Dataset records:
==============================

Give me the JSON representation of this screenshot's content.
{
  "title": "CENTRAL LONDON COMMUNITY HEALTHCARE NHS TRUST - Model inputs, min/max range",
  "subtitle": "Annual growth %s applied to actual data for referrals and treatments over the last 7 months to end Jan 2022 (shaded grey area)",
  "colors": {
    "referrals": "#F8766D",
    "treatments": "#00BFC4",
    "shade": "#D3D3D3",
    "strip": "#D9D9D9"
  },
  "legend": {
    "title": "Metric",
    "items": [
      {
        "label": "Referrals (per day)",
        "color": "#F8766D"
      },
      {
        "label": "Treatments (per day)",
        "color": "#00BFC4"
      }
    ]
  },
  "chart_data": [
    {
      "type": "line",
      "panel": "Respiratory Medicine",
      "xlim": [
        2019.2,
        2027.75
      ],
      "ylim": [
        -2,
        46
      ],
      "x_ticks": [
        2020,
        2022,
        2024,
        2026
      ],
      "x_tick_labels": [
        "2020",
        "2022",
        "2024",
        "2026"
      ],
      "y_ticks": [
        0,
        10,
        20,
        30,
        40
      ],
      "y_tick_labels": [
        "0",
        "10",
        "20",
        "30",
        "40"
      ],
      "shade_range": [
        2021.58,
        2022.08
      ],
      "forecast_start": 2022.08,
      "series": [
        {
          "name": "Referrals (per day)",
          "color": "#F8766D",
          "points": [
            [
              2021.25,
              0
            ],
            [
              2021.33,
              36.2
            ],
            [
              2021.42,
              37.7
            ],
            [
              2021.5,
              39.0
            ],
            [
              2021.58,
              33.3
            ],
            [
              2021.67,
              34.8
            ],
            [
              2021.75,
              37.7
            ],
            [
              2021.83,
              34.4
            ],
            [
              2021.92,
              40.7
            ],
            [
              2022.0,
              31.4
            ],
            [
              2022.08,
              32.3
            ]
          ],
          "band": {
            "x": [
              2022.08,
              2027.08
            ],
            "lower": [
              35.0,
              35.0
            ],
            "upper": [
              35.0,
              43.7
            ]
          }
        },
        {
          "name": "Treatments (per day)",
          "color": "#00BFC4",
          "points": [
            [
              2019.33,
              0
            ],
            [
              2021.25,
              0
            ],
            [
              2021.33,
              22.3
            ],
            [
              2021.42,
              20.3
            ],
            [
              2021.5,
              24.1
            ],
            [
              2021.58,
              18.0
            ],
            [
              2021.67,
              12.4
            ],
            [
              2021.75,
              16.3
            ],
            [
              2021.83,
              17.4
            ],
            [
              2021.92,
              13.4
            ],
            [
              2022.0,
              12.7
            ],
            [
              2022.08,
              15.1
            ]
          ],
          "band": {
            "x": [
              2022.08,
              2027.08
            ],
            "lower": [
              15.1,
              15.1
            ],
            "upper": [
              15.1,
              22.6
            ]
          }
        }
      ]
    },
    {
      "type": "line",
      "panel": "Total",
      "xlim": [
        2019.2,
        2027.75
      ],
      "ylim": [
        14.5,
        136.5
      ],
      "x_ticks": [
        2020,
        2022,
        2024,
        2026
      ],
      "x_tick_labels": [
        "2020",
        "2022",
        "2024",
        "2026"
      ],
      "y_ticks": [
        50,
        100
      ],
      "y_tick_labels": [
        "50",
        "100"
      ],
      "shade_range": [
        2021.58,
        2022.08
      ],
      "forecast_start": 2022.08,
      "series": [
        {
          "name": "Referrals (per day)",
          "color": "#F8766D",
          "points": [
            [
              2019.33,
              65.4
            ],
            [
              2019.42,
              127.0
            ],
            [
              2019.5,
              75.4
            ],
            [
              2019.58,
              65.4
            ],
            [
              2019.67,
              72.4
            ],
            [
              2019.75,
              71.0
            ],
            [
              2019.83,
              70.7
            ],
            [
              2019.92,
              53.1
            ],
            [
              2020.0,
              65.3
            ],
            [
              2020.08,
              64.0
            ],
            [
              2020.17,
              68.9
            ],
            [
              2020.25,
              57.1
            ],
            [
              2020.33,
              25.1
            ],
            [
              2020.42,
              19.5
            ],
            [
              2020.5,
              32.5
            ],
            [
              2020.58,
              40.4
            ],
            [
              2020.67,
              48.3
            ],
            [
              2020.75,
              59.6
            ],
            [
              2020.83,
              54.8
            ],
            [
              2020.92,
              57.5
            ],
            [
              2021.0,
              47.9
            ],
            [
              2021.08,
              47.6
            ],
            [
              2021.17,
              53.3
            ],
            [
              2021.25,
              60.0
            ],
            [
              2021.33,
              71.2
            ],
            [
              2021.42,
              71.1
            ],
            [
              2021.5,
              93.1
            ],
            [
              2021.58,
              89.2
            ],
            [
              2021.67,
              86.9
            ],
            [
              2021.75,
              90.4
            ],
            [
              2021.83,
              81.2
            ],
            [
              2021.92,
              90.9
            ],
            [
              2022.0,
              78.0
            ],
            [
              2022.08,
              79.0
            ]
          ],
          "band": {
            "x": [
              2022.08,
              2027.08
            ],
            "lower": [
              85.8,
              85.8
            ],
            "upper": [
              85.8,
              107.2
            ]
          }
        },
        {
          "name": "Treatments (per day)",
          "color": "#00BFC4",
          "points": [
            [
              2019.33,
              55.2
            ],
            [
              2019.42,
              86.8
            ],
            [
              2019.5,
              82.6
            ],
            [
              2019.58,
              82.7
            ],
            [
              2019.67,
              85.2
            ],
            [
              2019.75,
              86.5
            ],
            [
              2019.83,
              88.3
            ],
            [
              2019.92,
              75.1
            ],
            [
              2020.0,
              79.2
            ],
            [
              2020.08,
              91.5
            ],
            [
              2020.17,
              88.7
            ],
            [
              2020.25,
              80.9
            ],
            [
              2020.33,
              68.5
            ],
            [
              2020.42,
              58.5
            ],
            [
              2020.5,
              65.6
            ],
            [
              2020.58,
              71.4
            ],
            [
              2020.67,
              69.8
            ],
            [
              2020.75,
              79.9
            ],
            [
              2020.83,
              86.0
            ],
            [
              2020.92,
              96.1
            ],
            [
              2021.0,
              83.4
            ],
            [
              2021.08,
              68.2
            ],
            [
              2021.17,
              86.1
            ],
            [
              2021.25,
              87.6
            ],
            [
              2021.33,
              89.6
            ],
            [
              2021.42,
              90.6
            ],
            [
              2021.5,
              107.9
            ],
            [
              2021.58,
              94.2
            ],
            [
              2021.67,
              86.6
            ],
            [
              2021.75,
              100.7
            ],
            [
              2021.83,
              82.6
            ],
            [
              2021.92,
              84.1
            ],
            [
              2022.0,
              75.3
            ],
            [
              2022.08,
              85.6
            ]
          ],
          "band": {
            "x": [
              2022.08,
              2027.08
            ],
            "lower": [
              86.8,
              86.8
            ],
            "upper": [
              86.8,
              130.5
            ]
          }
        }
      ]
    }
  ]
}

==============================

*SET PROBLEM*:
Report how many lines of the data contain the word "panel", using the number alone.

*ANSWER FOR THE TASK*:
2